• Aim of the exercise: Copy the lines holding the word "Emergency", all of them.

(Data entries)
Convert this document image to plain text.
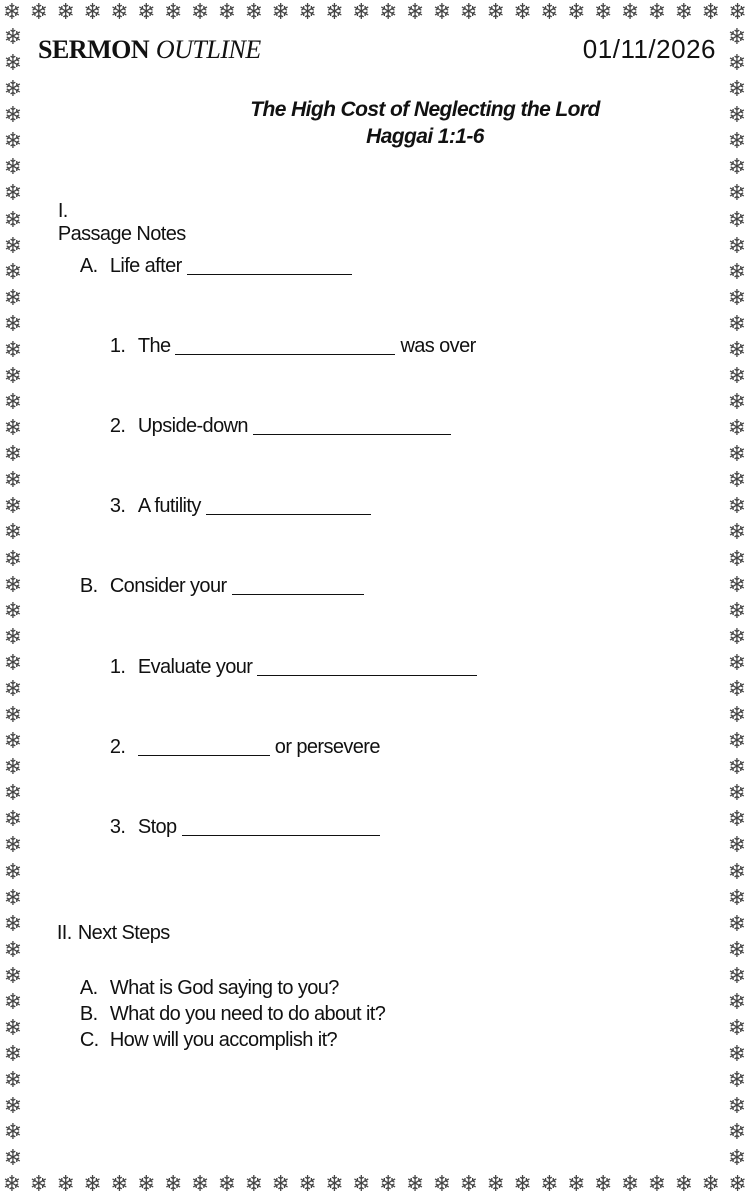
❄ ❄ ❄ ❄ ❄ ❄ ❄ ❄ ❄ ❄ ❄ ❄ ❄ ❄ ❄ ❄ ❄ ❄ ❄ ❄ ❄ ❄ ❄ ❄ ❄ ❄ ❄ ❄
❄ ❄ ❄ ❄ ❄ ❄ ❄ ❄ ❄ ❄ ❄ ❄ ❄ ❄ ❄ ❄ ❄ ❄ ❄ ❄ ❄ ❄ ❄ ❄ ❄ ❄ ❄ ❄
❄
❄
❄
❄
❄
❄
❄
❄
❄
❄
❄
❄
❄
❄
❄
❄
❄
❄
❄
❄
❄
❄
❄
❄
❄
❄
❄
❄
❄
❄
❄
❄
❄
❄
❄
❄
❄
❄
❄
❄
❄
❄
❄
❄
❄
❄
❄
❄
❄
❄
❄
❄
❄
❄
❄
❄
❄
❄
❄
❄
❄
❄
❄
❄
❄
❄
❄
❄
❄
❄
❄
❄
❄
❄
❄
❄
❄
❄
❄
❄
❄
❄
❄
❄
❄
❄
❄
❄
SERMON OUTLINE	01/11/2026
The High Cost of Neglecting the Lord
Haggai 1:1-6

I.
Passage Notes

A. Life after

1. The	was over

2. Upside-down

3. A futility

B. Consider your

1. Evaluate your

2.	or persevere

3. Stop

II. Next Steps

A. What is God saying to you?

B. What do you need to do about it?

C. How will you accomplish it?
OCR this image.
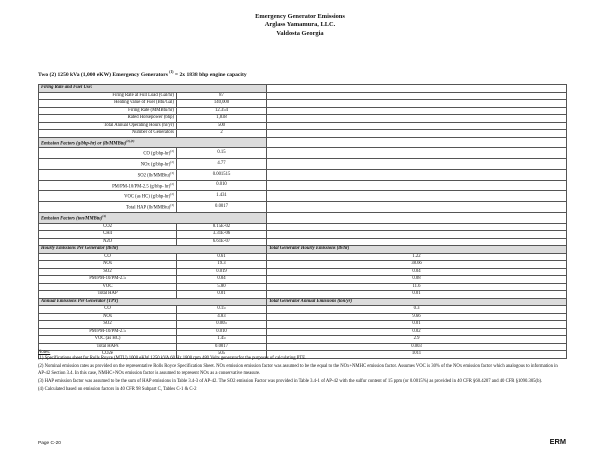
Emergency Generator Emissions
Arglass Yamamura, LLC.
Valdosta Georgia
Two (2) 1250 kVa (1,000 eKW) Emergency Generators $^{(1)}$ = 2x 1838 bhp engine capacity
Firing Rate and Fuel Use:		
Firing Rate at Full Load (Gal/hr)	87	
Heating value of Fuel (Btu/Gal)	140,000	
Firing Rate (MMBtu/hr)	12.354	
Rated Horsepower (bhp)	1,838	
Total Annual Operating Hours (hr/yr)	500	
Number of Generators	2	
Emission Factors (g/bhp-hr) or (lb/MMBtu)$^{(2),(3)}$	
CO $(g/bhp-hr)^{(2)}$	0.15	
NOx $(g/bhp-hr)^{(2)}$	4.77	
SO2 (lb/MMBtu)$^{(3)}$	0.001515	
PM/PM-10/PM-2.5 (g/bhp- hr)$^{(2)}$	0.010	
VOC (as HC) $(g/bhp-hr)^{(2)}$	1.431	
Total HAP (lb/MMBtu)$^{(3)}$	0.0017	
Emission Factors (ton/MMBtu)$^{(4)}$	
CO2	8.15E-02	
CH4	3.31E-06	
N2O	6.61E-07	
Hourly Emissions Per Generator (lb/hr)		Total Generator Hourly Emissions (lb/hr)
CO	0.61	1.22
NOx	19.3	38.66
SO2	0.019	0.04
PM/PM-10/PM-2.5	0.04	0.08
VOC	5.80	11.6
Total HAP	0.01	0.01
Annual Emissions Per Generator (TPY)		Total Generator Annual Emissions (ton/yr)
CO	0.15	0.3
NOx	4.83	9.66
SO2	0.005	0.01
PM/PM-10/PM-2.5	0.010	0.02
VOC (as HC)	1.45	2.9
Total HAPs	0.0017	0.003
CO2e	505	1011
Notes:

(1) Specifications sheet for Rolls Royce (MTU) 1000 eKW 1250 kVA 60 Hz 1800 rpm 480 Volts generatorfor the purposes of calculating PTE.

(2) Nominal emission rates as provided on the representative Rolls Royce Specification Sheet. NOx emission emission factor was assumed to be the equal to the NOx+NMHC emission factor. Assumes VOC is 30% of the NOx emission factor which analogous to information in AP-42 Section 3.4. In this case, NMHC+NOx emission factor is assumed to represent NOx as a conservative measure.

(3) HAP emission factor was assumed to be the sum of HAP emissions in Table 3.4-3 of AP-42. The SO2 emission Factor was provided in Table 3.4-1 of AP-42 with the sulfur content of 15 ppm (or 0.0015%) as provided in 40 CFR §60.4207 and 40 CFR §1090.305(b).

(4) Calculated based on emission factors in 40 CFR 98 Subpart C, Tables C-1 & C-2

Page C-20	ERM
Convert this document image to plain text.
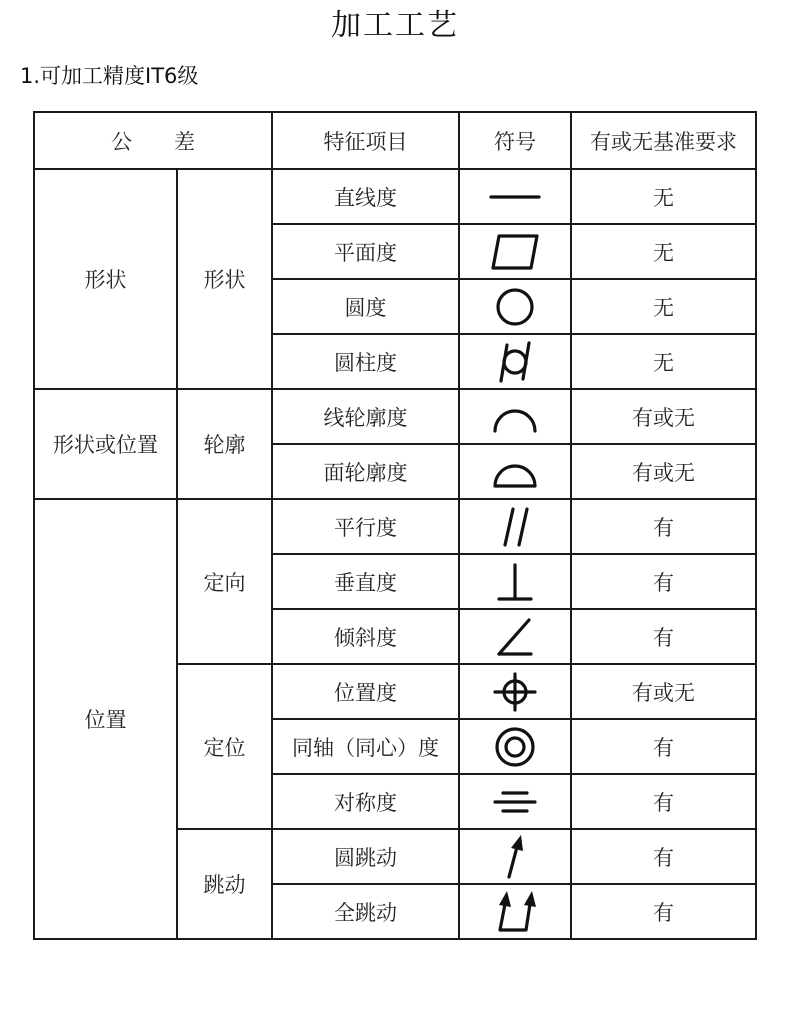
加工工艺
1.可加工精度IT6级
公　　差		特征项目	符号	有或无基准要求
形状	形状	直线度		无
		平面度		无
		圆度		无
		圆柱度		无
形状或位置	轮廓	线轮廓度		有或无
		面轮廓度		有或无
位置	定向	平行度		有
		垂直度		有
		倾斜度		有
	定位	位置度		有或无
		同轴（同心）度		有
		对称度		有
	跳动	圆跳动		有
		全跳动		有
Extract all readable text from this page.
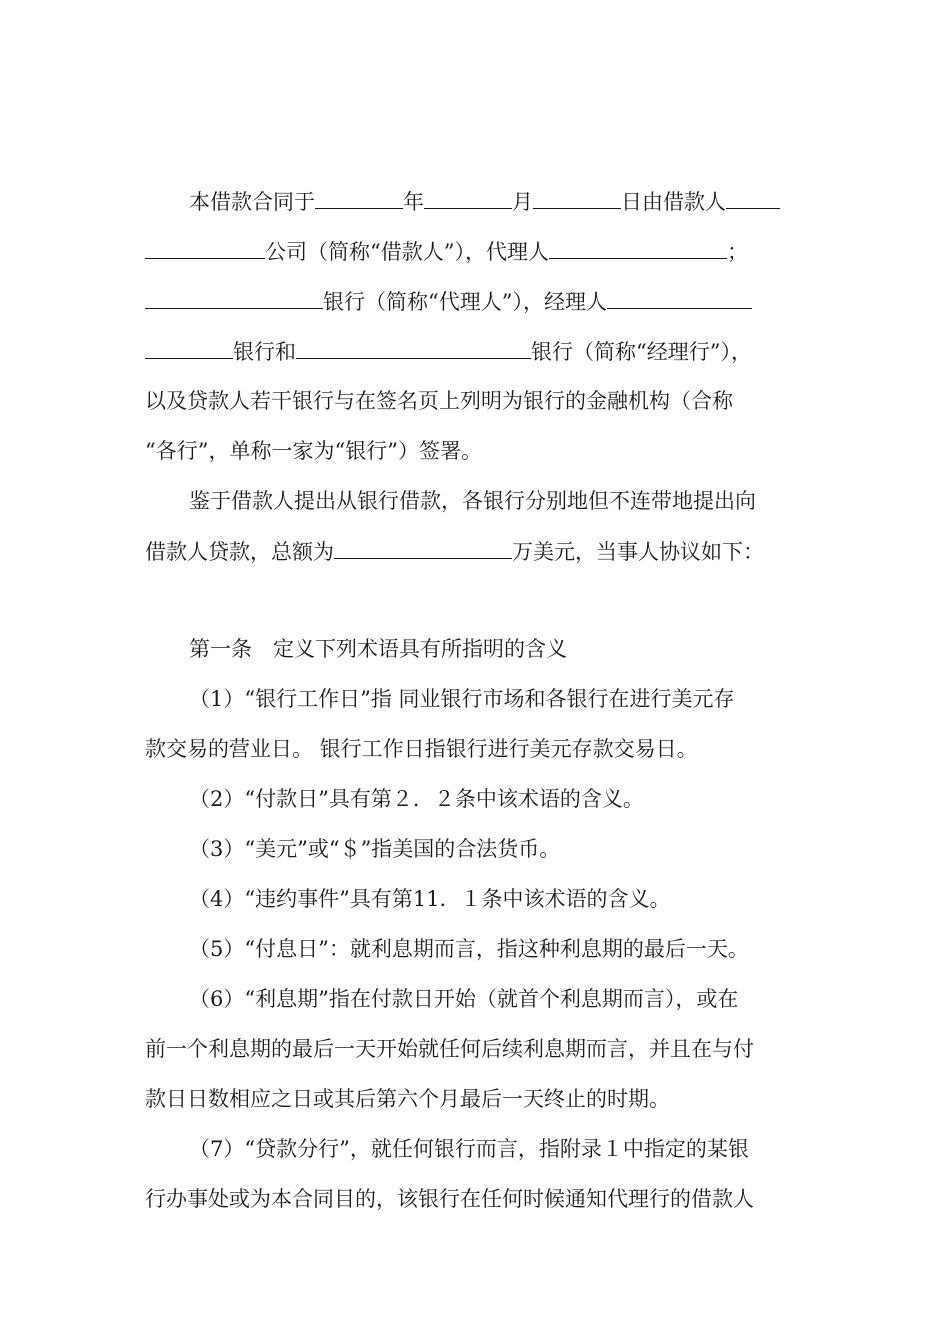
本借款合同于	年	月	日由借款人
公司（简称“借款人”），代理人	；
银行（简称“代理人”），经理人
银行和	银行（简称“经理行”），
以及贷款人若干银行与在签名页上列明为银行的金融机构（合称
“各行”，单称一家为“银行”）签署。
鉴于借款人提出从银行借款，各银行分别地但不连带地提出向
借款人贷款，总额为	万美元，当事人协议如下：
第一条　定义下列术语具有所指明的含义
（1）“银行工作日”指 同业银行市场和各银行在进行美元存
款交易的营业日。 银行工作日指银行进行美元存款交易日。
（2）“付款日”具有第２．２条中该术语的含义。
（3）“美元”或“＄”指美国的合法货币。
（4）“违约事件”具有第11．１条中该术语的含义。
（5）“付息日”：就利息期而言，指这种利息期的最后一天。
（6）“利息期”指在付款日开始（就首个利息期而言），或在
前一个利息期的最后一天开始就任何后续利息期而言，并且在与付
款日日数相应之日或其后第六个月最后一天终止的时期。
（7）“贷款分行”，就任何银行而言，指附录１中指定的某银
行办事处或为本合同目的，该银行在任何时候通知代理行的借款人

• Exercise answer:
Emergency Generator Emissions
Two (2) 1250 kVa (1,000 eKW) Emergency Generators $^{(1)}$ = 2x 1838 bhp engine capacity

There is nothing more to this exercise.